DATASET EXTRACT:
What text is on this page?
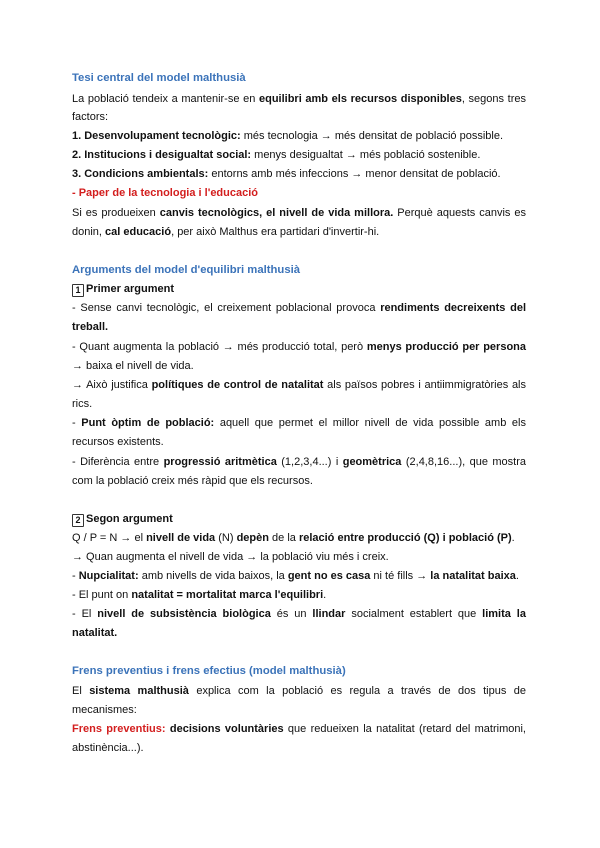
Tesi central del model malthusià
La població tendeix a mantenir-se en equilibri amb els recursos disponibles, segons tres
factors:
1. Desenvolupament tecnològic: més tecnologia → més densitat de població possible.
2. Institucions i desigualtat social: menys desigualtat → més població sostenible.
3. Condicions ambientals: entorns amb més infeccions → menor densitat de població.
- Paper de la tecnologia i l'educació
Si es produeixen canvis tecnològics, el nivell de vida millora. Perquè aquests canvis es
donin, cal educació, per això Malthus era partidari d'invertir-hi.
Arguments del model d'equilibri malthusià
1 Primer argument
- Sense canvi tecnològic, el creixement poblacional provoca rendiments decreixents del
treball.
- Quant augmenta la població → més producció total, però menys producció per persona
→ baixa el nivell de vida.
→ Això justifica polítiques de control de natalitat als països pobres i antiimmigratòries als
rics.
- Punt òptim de població: aquell que permet el millor nivell de vida possible amb els
recursos existents.
- Diferència entre progressió aritmètica (1,2,3,4...) i geomètrica (2,4,8,16...), que mostra
com la població creix més ràpid que els recursos.
2 Segon argument
Q / P = N → el nivell de vida (N) depèn de la relació entre producció (Q) i població (P).
→ Quan augmenta el nivell de vida → la població viu més i creix.
- Nupcialitat: amb nivells de vida baixos, la gent no es casa ni té fills → la natalitat baixa.
- El punt on natalitat = mortalitat marca l'equilibri.
- El nivell de subsistència biològica és un llindar socialment establert que limita la
natalitat.
Frens preventius i frens efectius (model malthusià)
El sistema malthusià explica com la població es regula a través de dos tipus de
mecanismes:
Frens preventius: decisions voluntàries que redueixen la natalitat (retard del matrimoni,
abstinència...).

WHAT IS ASKED:
Print each entry shown above with exact wording and no pictures.

THE ANSWER:
What text is on this page?
Tesi central del model malthusià
La població tendeix a mantenir-se en equilibri amb els recursos disponibles, segons tres
factors:
1. Desenvolupament tecnològic: més tecnologia → més densitat de població possible.
2. Institucions i desigualtat social: menys desigualtat → més població sostenible.
3. Condicions ambientals: entorns amb més infeccions → menor densitat de població.
- Paper de la tecnologia i l'educació
Si es produeixen canvis tecnològics, el nivell de vida millora. Perquè aquests canvis es
donin, cal educació, per això Malthus era partidari d'invertir-hi.
Arguments del model d'equilibri malthusià
1 Primer argument
- Sense canvi tecnològic, el creixement poblacional provoca rendiments decreixents del
treball.
- Quant augmenta la població → més producció total, però menys producció per persona
→ baixa el nivell de vida.
→ Això justifica polítiques de control de natalitat als països pobres i antiimmigratòries als
rics.
- Punt òptim de població: aquell que permet el millor nivell de vida possible amb els
recursos existents.
- Diferència entre progressió aritmètica (1,2,3,4...) i geomètrica (2,4,8,16...), que mostra
com la població creix més ràpid que els recursos.
2 Segon argument
Q / P = N → el nivell de vida (N) depèn de la relació entre producció (Q) i població (P).
→ Quan augmenta el nivell de vida → la població viu més i creix.
- Nupcialitat: amb nivells de vida baixos, la gent no es casa ni té fills → la natalitat baixa.
- El punt on natalitat = mortalitat marca l'equilibri.
- El nivell de subsistència biològica és un llindar socialment establert que limita la
natalitat.
Frens preventius i frens efectius (model malthusià)
El sistema malthusià explica com la població es regula a través de dos tipus de
mecanismes:
Frens preventius: decisions voluntàries que redueixen la natalitat (retard del matrimoni,
abstinència...).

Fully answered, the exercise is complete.